>> BEGIN Records
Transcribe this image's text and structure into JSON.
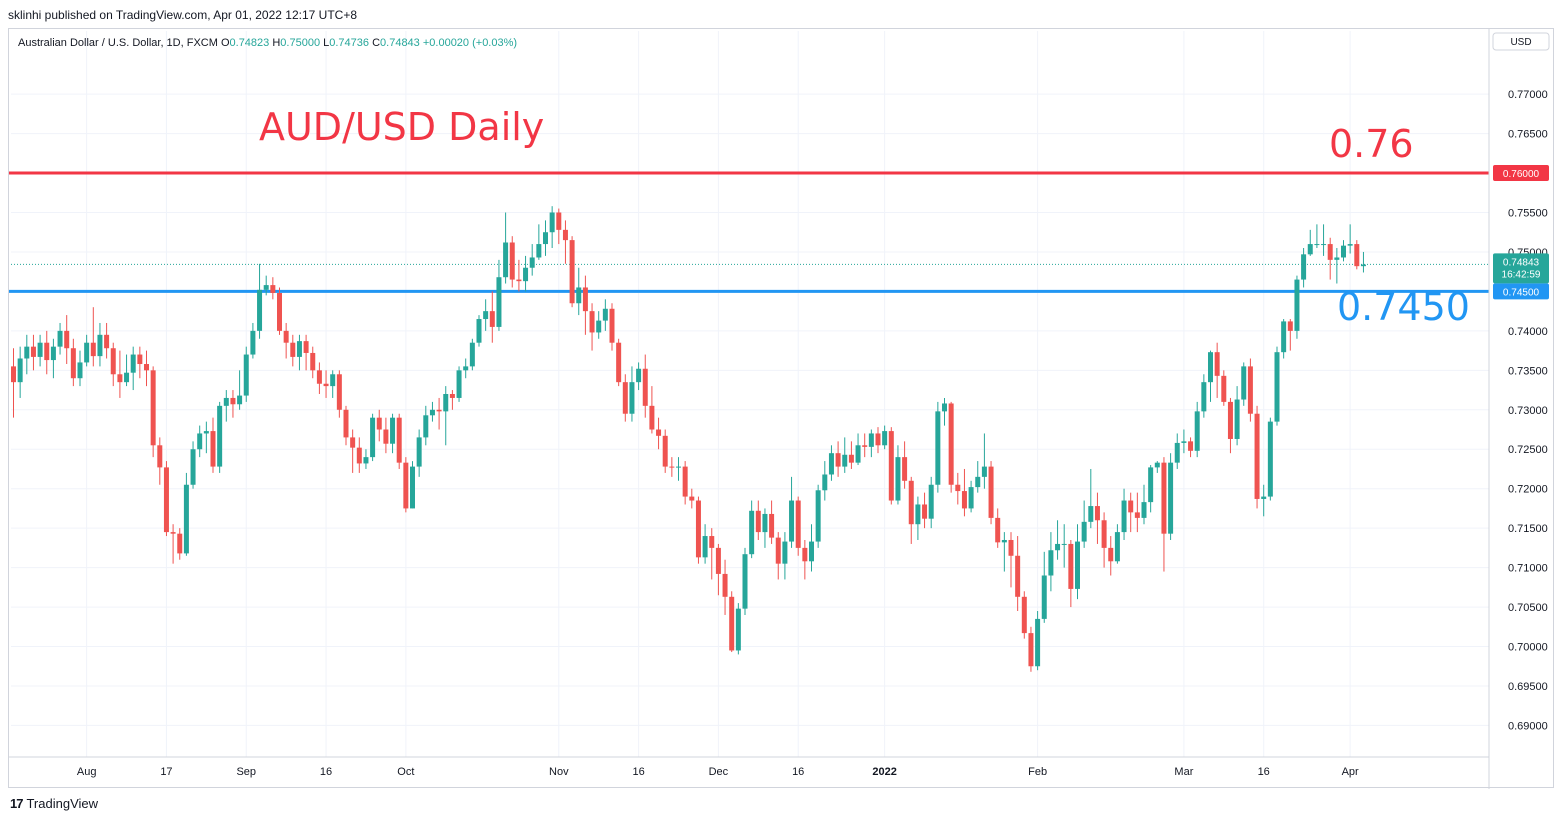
{
  "header": {
    "published": "sklinhi published on TradingView.com, Apr 01, 2022 12:17 UTC+8",
    "symbol": "Australian Dollar / U.S. Dollar, 1D, FXCM",
    "ohlc": [
      {
        "k": "O",
        "v": "0.74823"
      },
      {
        "k": "H",
        "v": "0.75000"
      },
      {
        "k": "L",
        "v": "0.74736"
      },
      {
        "k": "C",
        "v": "0.74843"
      }
    ],
    "change": "+0.00020 (+0.03%)"
  },
  "currency_button": "USD",
  "footer": {
    "logo": "17",
    "brand": "TradingView"
  },
  "colors": {
    "up": "#26a69a",
    "down": "#ef5350",
    "resistance": "#f23645",
    "support": "#2196f3",
    "grid": "#f0f3fa",
    "axis_text": "#131722"
  },
  "annotations": {
    "title": "AUD/USD Daily",
    "resistance_text": "0.76",
    "support_text": "0.7450"
  },
  "chart_data": {
    "type": "candlestick",
    "ylim": [
      0.686,
      0.778
    ],
    "y_ticks": [
      "0.77000",
      "0.76500",
      "0.76000",
      "0.75500",
      "0.75000",
      "0.74500",
      "0.74000",
      "0.73500",
      "0.73000",
      "0.72500",
      "0.72000",
      "0.71500",
      "0.71000",
      "0.70500",
      "0.70000",
      "0.69500",
      "0.69000"
    ],
    "x_labels": [
      {
        "label": "Aug",
        "i": 11,
        "bold": false
      },
      {
        "label": "17",
        "i": 23,
        "bold": false
      },
      {
        "label": "Sep",
        "i": 35,
        "bold": false
      },
      {
        "label": "16",
        "i": 47,
        "bold": false
      },
      {
        "label": "Oct",
        "i": 59,
        "bold": false
      },
      {
        "label": "Nov",
        "i": 82,
        "bold": false
      },
      {
        "label": "16",
        "i": 94,
        "bold": false
      },
      {
        "label": "Dec",
        "i": 106,
        "bold": false
      },
      {
        "label": "16",
        "i": 118,
        "bold": false
      },
      {
        "label": "2022",
        "i": 131,
        "bold": true
      },
      {
        "label": "Feb",
        "i": 154,
        "bold": false
      },
      {
        "label": "Mar",
        "i": 176,
        "bold": false
      },
      {
        "label": "16",
        "i": 188,
        "bold": false
      },
      {
        "label": "Apr",
        "i": 201,
        "bold": false
      }
    ],
    "hlines": [
      {
        "value": 0.76,
        "label": "0.76000",
        "color": "#f23645"
      },
      {
        "value": 0.745,
        "label": "0.74500",
        "color": "#2196f3"
      }
    ],
    "last_price": {
      "value": 0.74843,
      "label": "0.74843",
      "countdown": "16:42:59"
    },
    "candles": [
      [
        0.7355,
        0.7335,
        0.7378,
        0.729
      ],
      [
        0.7335,
        0.7365,
        0.738,
        0.7315
      ],
      [
        0.7365,
        0.738,
        0.7395,
        0.7345
      ],
      [
        0.738,
        0.7367,
        0.7395,
        0.735
      ],
      [
        0.7367,
        0.7385,
        0.7395,
        0.7355
      ],
      [
        0.7385,
        0.7363,
        0.74,
        0.7345
      ],
      [
        0.7363,
        0.738,
        0.739,
        0.734
      ],
      [
        0.738,
        0.74,
        0.741,
        0.737
      ],
      [
        0.74,
        0.7378,
        0.742,
        0.7358
      ],
      [
        0.7378,
        0.734,
        0.739,
        0.733
      ],
      [
        0.734,
        0.736,
        0.7375,
        0.733
      ],
      [
        0.736,
        0.7385,
        0.7395,
        0.7355
      ],
      [
        0.7385,
        0.7368,
        0.743,
        0.7355
      ],
      [
        0.7368,
        0.7395,
        0.741,
        0.7355
      ],
      [
        0.7395,
        0.7378,
        0.741,
        0.7365
      ],
      [
        0.7378,
        0.7345,
        0.7385,
        0.733
      ],
      [
        0.7345,
        0.7335,
        0.7375,
        0.7315
      ],
      [
        0.7335,
        0.7347,
        0.737,
        0.733
      ],
      [
        0.7347,
        0.737,
        0.738,
        0.7325
      ],
      [
        0.737,
        0.7358,
        0.738,
        0.734
      ],
      [
        0.7358,
        0.735,
        0.7375,
        0.733
      ],
      [
        0.735,
        0.7255,
        0.7355,
        0.724
      ],
      [
        0.7255,
        0.7227,
        0.7265,
        0.7205
      ],
      [
        0.7227,
        0.7145,
        0.7235,
        0.714
      ],
      [
        0.7145,
        0.7143,
        0.7155,
        0.7105
      ],
      [
        0.7143,
        0.7118,
        0.715,
        0.711
      ],
      [
        0.7118,
        0.7205,
        0.722,
        0.7115
      ],
      [
        0.7205,
        0.725,
        0.726,
        0.72
      ],
      [
        0.725,
        0.727,
        0.728,
        0.724
      ],
      [
        0.727,
        0.7273,
        0.7285,
        0.7245
      ],
      [
        0.7273,
        0.7228,
        0.729,
        0.722
      ],
      [
        0.7228,
        0.7305,
        0.731,
        0.722
      ],
      [
        0.7305,
        0.7315,
        0.7325,
        0.7285
      ],
      [
        0.7315,
        0.7307,
        0.7325,
        0.729
      ],
      [
        0.7307,
        0.7318,
        0.735,
        0.73
      ],
      [
        0.7318,
        0.737,
        0.738,
        0.731
      ],
      [
        0.737,
        0.74,
        0.741,
        0.7365
      ],
      [
        0.74,
        0.7452,
        0.7485,
        0.739
      ],
      [
        0.7452,
        0.7458,
        0.747,
        0.7445
      ],
      [
        0.7458,
        0.7448,
        0.7468,
        0.744
      ],
      [
        0.7448,
        0.74,
        0.7455,
        0.7395
      ],
      [
        0.74,
        0.7385,
        0.741,
        0.7365
      ],
      [
        0.7385,
        0.7367,
        0.7395,
        0.7355
      ],
      [
        0.7367,
        0.7387,
        0.7395,
        0.735
      ],
      [
        0.7387,
        0.7372,
        0.7395,
        0.735
      ],
      [
        0.7372,
        0.735,
        0.738,
        0.734
      ],
      [
        0.735,
        0.7333,
        0.736,
        0.732
      ],
      [
        0.7333,
        0.733,
        0.735,
        0.7315
      ],
      [
        0.733,
        0.7345,
        0.735,
        0.7315
      ],
      [
        0.7345,
        0.73,
        0.735,
        0.729
      ],
      [
        0.73,
        0.7265,
        0.7305,
        0.7255
      ],
      [
        0.7265,
        0.7252,
        0.7275,
        0.722
      ],
      [
        0.7252,
        0.7232,
        0.7265,
        0.722
      ],
      [
        0.7232,
        0.724,
        0.725,
        0.7225
      ],
      [
        0.724,
        0.729,
        0.7295,
        0.7235
      ],
      [
        0.729,
        0.7275,
        0.73,
        0.726
      ],
      [
        0.7275,
        0.7257,
        0.729,
        0.7245
      ],
      [
        0.7257,
        0.729,
        0.7295,
        0.7245
      ],
      [
        0.729,
        0.7233,
        0.7295,
        0.7225
      ],
      [
        0.7233,
        0.7175,
        0.724,
        0.717
      ],
      [
        0.7175,
        0.7228,
        0.7235,
        0.7175
      ],
      [
        0.7228,
        0.7265,
        0.7275,
        0.7215
      ],
      [
        0.7265,
        0.7293,
        0.7305,
        0.7255
      ],
      [
        0.7293,
        0.73,
        0.731,
        0.7285
      ],
      [
        0.73,
        0.7298,
        0.7315,
        0.7275
      ],
      [
        0.7298,
        0.732,
        0.733,
        0.7255
      ],
      [
        0.732,
        0.7315,
        0.7325,
        0.73
      ],
      [
        0.7315,
        0.735,
        0.7355,
        0.731
      ],
      [
        0.735,
        0.7355,
        0.7365,
        0.734
      ],
      [
        0.7355,
        0.7385,
        0.739,
        0.735
      ],
      [
        0.7385,
        0.7415,
        0.742,
        0.738
      ],
      [
        0.7415,
        0.7425,
        0.744,
        0.74
      ],
      [
        0.7425,
        0.7405,
        0.745,
        0.7385
      ],
      [
        0.7405,
        0.7468,
        0.749,
        0.74
      ],
      [
        0.7468,
        0.7512,
        0.755,
        0.746
      ],
      [
        0.7512,
        0.7465,
        0.752,
        0.7455
      ],
      [
        0.7465,
        0.7463,
        0.749,
        0.745
      ],
      [
        0.7463,
        0.748,
        0.7495,
        0.745
      ],
      [
        0.748,
        0.7493,
        0.751,
        0.747
      ],
      [
        0.7493,
        0.751,
        0.7535,
        0.749
      ],
      [
        0.751,
        0.7525,
        0.754,
        0.7495
      ],
      [
        0.7525,
        0.755,
        0.7558,
        0.7505
      ],
      [
        0.755,
        0.7528,
        0.7555,
        0.751
      ],
      [
        0.7528,
        0.7515,
        0.754,
        0.7485
      ],
      [
        0.7515,
        0.7435,
        0.752,
        0.743
      ],
      [
        0.7435,
        0.7455,
        0.748,
        0.742
      ],
      [
        0.7455,
        0.7425,
        0.747,
        0.7395
      ],
      [
        0.7425,
        0.7398,
        0.7435,
        0.7375
      ],
      [
        0.7398,
        0.7413,
        0.7425,
        0.739
      ],
      [
        0.7413,
        0.7428,
        0.744,
        0.74
      ],
      [
        0.7428,
        0.7385,
        0.7435,
        0.7375
      ],
      [
        0.7385,
        0.7335,
        0.739,
        0.733
      ],
      [
        0.7335,
        0.7295,
        0.7345,
        0.7285
      ],
      [
        0.7295,
        0.7335,
        0.7355,
        0.7285
      ],
      [
        0.7335,
        0.7352,
        0.736,
        0.7325
      ],
      [
        0.7352,
        0.7305,
        0.737,
        0.729
      ],
      [
        0.7305,
        0.7275,
        0.733,
        0.727
      ],
      [
        0.7275,
        0.7267,
        0.729,
        0.725
      ],
      [
        0.7267,
        0.7228,
        0.7275,
        0.722
      ],
      [
        0.7228,
        0.7227,
        0.724,
        0.7215
      ],
      [
        0.7227,
        0.7228,
        0.724,
        0.721
      ],
      [
        0.7228,
        0.719,
        0.7235,
        0.718
      ],
      [
        0.719,
        0.7185,
        0.72,
        0.7175
      ],
      [
        0.7185,
        0.7113,
        0.719,
        0.7105
      ],
      [
        0.7113,
        0.714,
        0.7155,
        0.7105
      ],
      [
        0.714,
        0.7125,
        0.715,
        0.7085
      ],
      [
        0.7125,
        0.7092,
        0.713,
        0.7065
      ],
      [
        0.7092,
        0.7063,
        0.711,
        0.704
      ],
      [
        0.7063,
        0.6995,
        0.707,
        0.6993
      ],
      [
        0.6995,
        0.7048,
        0.7055,
        0.699
      ],
      [
        0.7048,
        0.7117,
        0.7125,
        0.704
      ],
      [
        0.7117,
        0.7172,
        0.7185,
        0.7112
      ],
      [
        0.7172,
        0.7145,
        0.7185,
        0.7135
      ],
      [
        0.7145,
        0.7168,
        0.7175,
        0.7125
      ],
      [
        0.7168,
        0.7138,
        0.7185,
        0.713
      ],
      [
        0.7138,
        0.7105,
        0.7145,
        0.7085
      ],
      [
        0.7105,
        0.7133,
        0.7145,
        0.7085
      ],
      [
        0.7133,
        0.7185,
        0.7215,
        0.7125
      ],
      [
        0.7185,
        0.7125,
        0.719,
        0.7115
      ],
      [
        0.7125,
        0.7108,
        0.7135,
        0.7085
      ],
      [
        0.7108,
        0.7133,
        0.7155,
        0.7095
      ],
      [
        0.7133,
        0.7198,
        0.7205,
        0.7125
      ],
      [
        0.7198,
        0.7218,
        0.7235,
        0.7185
      ],
      [
        0.7218,
        0.7245,
        0.7255,
        0.721
      ],
      [
        0.7245,
        0.7228,
        0.726,
        0.7215
      ],
      [
        0.7228,
        0.7243,
        0.7265,
        0.722
      ],
      [
        0.7243,
        0.7233,
        0.726,
        0.7225
      ],
      [
        0.7233,
        0.7255,
        0.727,
        0.723
      ],
      [
        0.7255,
        0.7253,
        0.727,
        0.724
      ],
      [
        0.7253,
        0.727,
        0.7275,
        0.724
      ],
      [
        0.727,
        0.7255,
        0.7278,
        0.7245
      ],
      [
        0.7255,
        0.7273,
        0.728,
        0.725
      ],
      [
        0.7273,
        0.7185,
        0.7278,
        0.718
      ],
      [
        0.7185,
        0.724,
        0.7255,
        0.718
      ],
      [
        0.724,
        0.721,
        0.726,
        0.72
      ],
      [
        0.721,
        0.7155,
        0.7215,
        0.713
      ],
      [
        0.7155,
        0.718,
        0.719,
        0.7135
      ],
      [
        0.718,
        0.7162,
        0.7195,
        0.715
      ],
      [
        0.7162,
        0.7205,
        0.7215,
        0.715
      ],
      [
        0.7205,
        0.7298,
        0.731,
        0.7195
      ],
      [
        0.7298,
        0.7308,
        0.7315,
        0.728
      ],
      [
        0.7308,
        0.7205,
        0.731,
        0.7195
      ],
      [
        0.7205,
        0.7197,
        0.722,
        0.718
      ],
      [
        0.7197,
        0.7175,
        0.7225,
        0.7165
      ],
      [
        0.7175,
        0.7202,
        0.721,
        0.717
      ],
      [
        0.7202,
        0.7215,
        0.7235,
        0.7195
      ],
      [
        0.7215,
        0.7228,
        0.727,
        0.72
      ],
      [
        0.7228,
        0.7163,
        0.7235,
        0.7155
      ],
      [
        0.7163,
        0.7132,
        0.7175,
        0.7125
      ],
      [
        0.7132,
        0.7135,
        0.7145,
        0.7095
      ],
      [
        0.7135,
        0.7115,
        0.7145,
        0.7075
      ],
      [
        0.7115,
        0.7063,
        0.714,
        0.7045
      ],
      [
        0.7063,
        0.7017,
        0.707,
        0.701
      ],
      [
        0.7017,
        0.6975,
        0.7025,
        0.6968
      ],
      [
        0.6975,
        0.7035,
        0.7045,
        0.697
      ],
      [
        0.7035,
        0.709,
        0.712,
        0.703
      ],
      [
        0.709,
        0.7122,
        0.7145,
        0.707
      ],
      [
        0.7122,
        0.713,
        0.716,
        0.711
      ],
      [
        0.713,
        0.713,
        0.7155,
        0.71
      ],
      [
        0.713,
        0.7073,
        0.7135,
        0.705
      ],
      [
        0.7073,
        0.7133,
        0.7155,
        0.706
      ],
      [
        0.7133,
        0.7158,
        0.7185,
        0.7125
      ],
      [
        0.7158,
        0.7178,
        0.7225,
        0.715
      ],
      [
        0.7178,
        0.716,
        0.7195,
        0.713
      ],
      [
        0.716,
        0.7125,
        0.717,
        0.71
      ],
      [
        0.7125,
        0.7108,
        0.714,
        0.709
      ],
      [
        0.7108,
        0.7145,
        0.7155,
        0.7105
      ],
      [
        0.7145,
        0.7185,
        0.72,
        0.7135
      ],
      [
        0.7185,
        0.717,
        0.7195,
        0.7145
      ],
      [
        0.717,
        0.7163,
        0.7195,
        0.7145
      ],
      [
        0.7163,
        0.7183,
        0.7205,
        0.7155
      ],
      [
        0.7183,
        0.7227,
        0.723,
        0.717
      ],
      [
        0.7227,
        0.7233,
        0.7235,
        0.722
      ],
      [
        0.7233,
        0.7143,
        0.724,
        0.7095
      ],
      [
        0.7143,
        0.7233,
        0.7245,
        0.7135
      ],
      [
        0.7233,
        0.7258,
        0.727,
        0.7225
      ],
      [
        0.7258,
        0.726,
        0.7275,
        0.7245
      ],
      [
        0.726,
        0.7248,
        0.7265,
        0.724
      ],
      [
        0.7248,
        0.7298,
        0.731,
        0.724
      ],
      [
        0.7298,
        0.7335,
        0.7345,
        0.729
      ],
      [
        0.7335,
        0.7373,
        0.7375,
        0.731
      ],
      [
        0.7373,
        0.7343,
        0.7385,
        0.7315
      ],
      [
        0.7343,
        0.731,
        0.735,
        0.7305
      ],
      [
        0.731,
        0.7263,
        0.7315,
        0.7245
      ],
      [
        0.7263,
        0.7313,
        0.733,
        0.7255
      ],
      [
        0.7313,
        0.7355,
        0.736,
        0.7305
      ],
      [
        0.7355,
        0.7295,
        0.7365,
        0.7285
      ],
      [
        0.7295,
        0.7187,
        0.7305,
        0.7175
      ],
      [
        0.7187,
        0.719,
        0.7205,
        0.7165
      ],
      [
        0.719,
        0.7285,
        0.729,
        0.7185
      ],
      [
        0.7285,
        0.7373,
        0.738,
        0.728
      ],
      [
        0.7373,
        0.7412,
        0.7415,
        0.7365
      ],
      [
        0.7412,
        0.74,
        0.7415,
        0.7375
      ],
      [
        0.74,
        0.7465,
        0.747,
        0.739
      ],
      [
        0.7465,
        0.7497,
        0.7505,
        0.7455
      ],
      [
        0.7497,
        0.751,
        0.7528,
        0.7495
      ],
      [
        0.751,
        0.751,
        0.7535,
        0.7505
      ],
      [
        0.751,
        0.751,
        0.7535,
        0.7495
      ],
      [
        0.751,
        0.749,
        0.7518,
        0.7465
      ],
      [
        0.749,
        0.7493,
        0.7505,
        0.746
      ],
      [
        0.7493,
        0.7508,
        0.7515,
        0.7488
      ],
      [
        0.7508,
        0.751,
        0.7535,
        0.7498
      ],
      [
        0.751,
        0.7482,
        0.7515,
        0.7478
      ],
      [
        0.7482,
        0.7484,
        0.75,
        0.7474
      ]
    ]
  }
}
>> END Records
Direction:
Gather all lines with the string "TradingView" from the data.

Answer to this problem:
    "published": "sklinhi published on TradingView.com, Apr 01, 2022 12:17 UTC+8",
    "brand": "TradingView"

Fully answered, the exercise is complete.